*What is asked*
Repeat the data that follows, word for word, without the images.

*Task material*
---+---

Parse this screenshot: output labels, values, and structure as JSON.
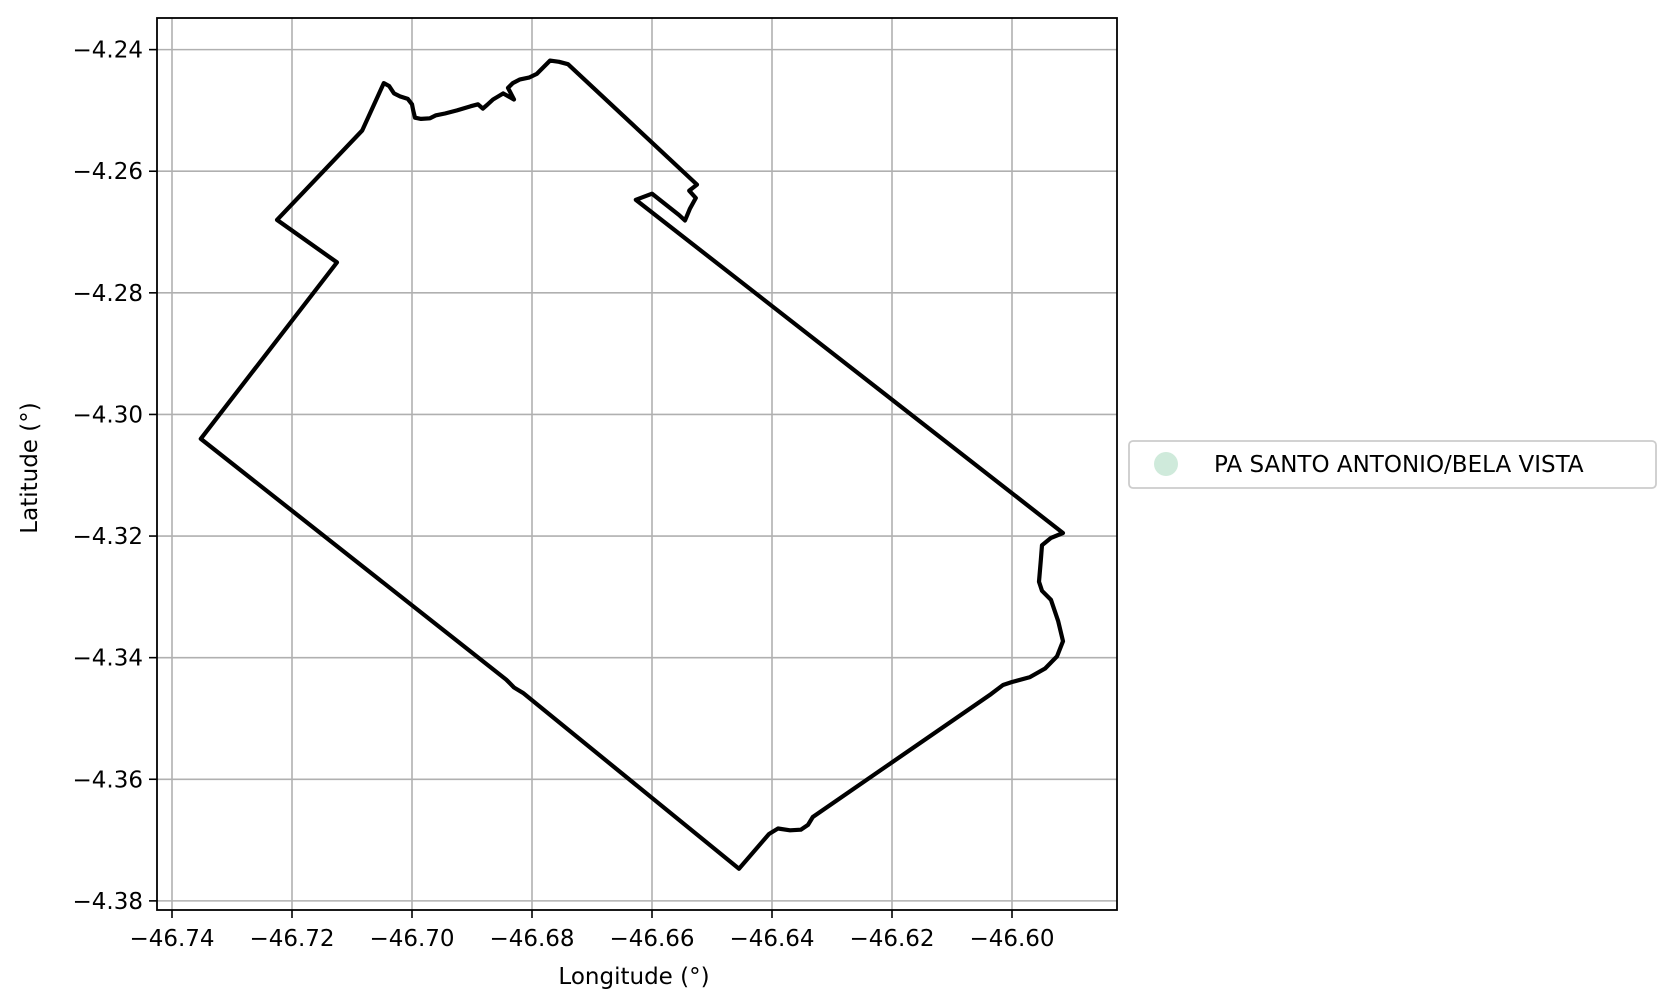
{
  "chart_data": {
    "type": "map",
    "xlabel": "Longitude (°)",
    "ylabel": "Latitude (°)",
    "xlim": [
      -46.7425,
      -46.5825
    ],
    "ylim": [
      -4.3815,
      -4.2348
    ],
    "xticks": [
      -46.74,
      -46.72,
      -46.7,
      -46.68,
      -46.66,
      -46.64,
      -46.62,
      -46.6
    ],
    "yticks": [
      -4.24,
      -4.26,
      -4.28,
      -4.3,
      -4.32,
      -4.34,
      -4.36,
      -4.38
    ],
    "xtick_labels": [
      "−46.74",
      "−46.72",
      "−46.70",
      "−46.68",
      "−46.66",
      "−46.64",
      "−46.62",
      "−46.60"
    ],
    "ytick_labels": [
      "−4.24",
      "−4.26",
      "−4.28",
      "−4.30",
      "−4.32",
      "−4.34",
      "−4.36",
      "−4.38"
    ],
    "grid": true,
    "legend": {
      "placement": "right",
      "entries": [
        {
          "label": "PA SANTO ANTONIO/BELA VISTA",
          "color": "#cfeadb"
        }
      ]
    },
    "boundary_color": "#000000",
    "boundary": [
      [
        -46.7047,
        -4.2455
      ],
      [
        -46.7038,
        -4.246
      ],
      [
        -46.703,
        -4.2472
      ],
      [
        -46.702,
        -4.2477
      ],
      [
        -46.7007,
        -4.2481
      ],
      [
        -46.7,
        -4.249
      ],
      [
        -46.6998,
        -4.25
      ],
      [
        -46.6995,
        -4.2512
      ],
      [
        -46.6985,
        -4.2514
      ],
      [
        -46.697,
        -4.2513
      ],
      [
        -46.696,
        -4.2508
      ],
      [
        -46.6945,
        -4.2505
      ],
      [
        -46.6925,
        -4.25
      ],
      [
        -46.6902,
        -4.2493
      ],
      [
        -46.689,
        -4.249
      ],
      [
        -46.6882,
        -4.2497
      ],
      [
        -46.6875,
        -4.2491
      ],
      [
        -46.6865,
        -4.2482
      ],
      [
        -46.6858,
        -4.2478
      ],
      [
        -46.6848,
        -4.2472
      ],
      [
        -46.683,
        -4.2482
      ],
      [
        -46.684,
        -4.2463
      ],
      [
        -46.6832,
        -4.2455
      ],
      [
        -46.682,
        -4.2449
      ],
      [
        -46.6805,
        -4.2446
      ],
      [
        -46.6792,
        -4.244
      ],
      [
        -46.677,
        -4.2418
      ],
      [
        -46.6755,
        -4.242
      ],
      [
        -46.674,
        -4.2424
      ],
      [
        -46.6525,
        -4.2622
      ],
      [
        -46.6538,
        -4.2632
      ],
      [
        -46.6527,
        -4.2644
      ],
      [
        -46.6537,
        -4.2662
      ],
      [
        -46.6545,
        -4.2681
      ],
      [
        -46.6555,
        -4.2672
      ],
      [
        -46.66,
        -4.2637
      ],
      [
        -46.6627,
        -4.2647
      ],
      [
        -46.5915,
        -4.3195
      ],
      [
        -46.5935,
        -4.3203
      ],
      [
        -46.595,
        -4.3215
      ],
      [
        -46.5952,
        -4.324
      ],
      [
        -46.5955,
        -4.3275
      ],
      [
        -46.595,
        -4.329
      ],
      [
        -46.5935,
        -4.3305
      ],
      [
        -46.5923,
        -4.334
      ],
      [
        -46.5915,
        -4.3373
      ],
      [
        -46.5925,
        -4.3398
      ],
      [
        -46.5945,
        -4.3418
      ],
      [
        -46.597,
        -4.3432
      ],
      [
        -46.6,
        -4.344
      ],
      [
        -46.6015,
        -4.3445
      ],
      [
        -46.6035,
        -4.346
      ],
      [
        -46.6332,
        -4.3662
      ],
      [
        -46.634,
        -4.3675
      ],
      [
        -46.6352,
        -4.3683
      ],
      [
        -46.637,
        -4.3684
      ],
      [
        -46.639,
        -4.3681
      ],
      [
        -46.6405,
        -4.369
      ],
      [
        -46.6455,
        -4.3747
      ],
      [
        -46.6815,
        -4.3458
      ],
      [
        -46.683,
        -4.3449
      ],
      [
        -46.6843,
        -4.3436
      ],
      [
        -46.7352,
        -4.304
      ],
      [
        -46.7125,
        -4.275
      ],
      [
        -46.7225,
        -4.268
      ],
      [
        -46.7083,
        -4.2533
      ],
      [
        -46.7047,
        -4.2455
      ]
    ]
  }
}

---+---

*Answer to this task*
Parse this screenshot: output labels, values, and structure as JSON.
{
  "chart_data": {
    "type": "map",
    "xlabel": "Longitude (°)",
    "ylabel": "Latitude (°)",
    "xlim": [
      -46.7425,
      -46.5825
    ],
    "ylim": [
      -4.3815,
      -4.2348
    ],
    "xticks": [
      -46.74,
      -46.72,
      -46.7,
      -46.68,
      -46.66,
      -46.64,
      -46.62,
      -46.6
    ],
    "yticks": [
      -4.24,
      -4.26,
      -4.28,
      -4.3,
      -4.32,
      -4.34,
      -4.36,
      -4.38
    ],
    "xtick_labels": [
      "−46.74",
      "−46.72",
      "−46.70",
      "−46.68",
      "−46.66",
      "−46.64",
      "−46.62",
      "−46.60"
    ],
    "ytick_labels": [
      "−4.24",
      "−4.26",
      "−4.28",
      "−4.30",
      "−4.32",
      "−4.34",
      "−4.36",
      "−4.38"
    ],
    "grid": true,
    "legend": {
      "placement": "right",
      "entries": [
        {
          "label": "PA SANTO ANTONIO/BELA VISTA",
          "color": "#cfeadb"
        }
      ]
    },
    "boundary_color": "#000000",
    "boundary": [
      [
        -46.7047,
        -4.2455
      ],
      [
        -46.7038,
        -4.246
      ],
      [
        -46.703,
        -4.2472
      ],
      [
        -46.702,
        -4.2477
      ],
      [
        -46.7007,
        -4.2481
      ],
      [
        -46.7,
        -4.249
      ],
      [
        -46.6998,
        -4.25
      ],
      [
        -46.6995,
        -4.2512
      ],
      [
        -46.6985,
        -4.2514
      ],
      [
        -46.697,
        -4.2513
      ],
      [
        -46.696,
        -4.2508
      ],
      [
        -46.6945,
        -4.2505
      ],
      [
        -46.6925,
        -4.25
      ],
      [
        -46.6902,
        -4.2493
      ],
      [
        -46.689,
        -4.249
      ],
      [
        -46.6882,
        -4.2497
      ],
      [
        -46.6875,
        -4.2491
      ],
      [
        -46.6865,
        -4.2482
      ],
      [
        -46.6858,
        -4.2478
      ],
      [
        -46.6848,
        -4.2472
      ],
      [
        -46.683,
        -4.2482
      ],
      [
        -46.684,
        -4.2463
      ],
      [
        -46.6832,
        -4.2455
      ],
      [
        -46.682,
        -4.2449
      ],
      [
        -46.6805,
        -4.2446
      ],
      [
        -46.6792,
        -4.244
      ],
      [
        -46.677,
        -4.2418
      ],
      [
        -46.6755,
        -4.242
      ],
      [
        -46.674,
        -4.2424
      ],
      [
        -46.6525,
        -4.2622
      ],
      [
        -46.6538,
        -4.2632
      ],
      [
        -46.6527,
        -4.2644
      ],
      [
        -46.6537,
        -4.2662
      ],
      [
        -46.6545,
        -4.2681
      ],
      [
        -46.6555,
        -4.2672
      ],
      [
        -46.66,
        -4.2637
      ],
      [
        -46.6627,
        -4.2647
      ],
      [
        -46.5915,
        -4.3195
      ],
      [
        -46.5935,
        -4.3203
      ],
      [
        -46.595,
        -4.3215
      ],
      [
        -46.5952,
        -4.324
      ],
      [
        -46.5955,
        -4.3275
      ],
      [
        -46.595,
        -4.329
      ],
      [
        -46.5935,
        -4.3305
      ],
      [
        -46.5923,
        -4.334
      ],
      [
        -46.5915,
        -4.3373
      ],
      [
        -46.5925,
        -4.3398
      ],
      [
        -46.5945,
        -4.3418
      ],
      [
        -46.597,
        -4.3432
      ],
      [
        -46.6,
        -4.344
      ],
      [
        -46.6015,
        -4.3445
      ],
      [
        -46.6035,
        -4.346
      ],
      [
        -46.6332,
        -4.3662
      ],
      [
        -46.634,
        -4.3675
      ],
      [
        -46.6352,
        -4.3683
      ],
      [
        -46.637,
        -4.3684
      ],
      [
        -46.639,
        -4.3681
      ],
      [
        -46.6405,
        -4.369
      ],
      [
        -46.6455,
        -4.3747
      ],
      [
        -46.6815,
        -4.3458
      ],
      [
        -46.683,
        -4.3449
      ],
      [
        -46.6843,
        -4.3436
      ],
      [
        -46.7352,
        -4.304
      ],
      [
        -46.7125,
        -4.275
      ],
      [
        -46.7225,
        -4.268
      ],
      [
        -46.7083,
        -4.2533
      ],
      [
        -46.7047,
        -4.2455
      ]
    ]
  }
}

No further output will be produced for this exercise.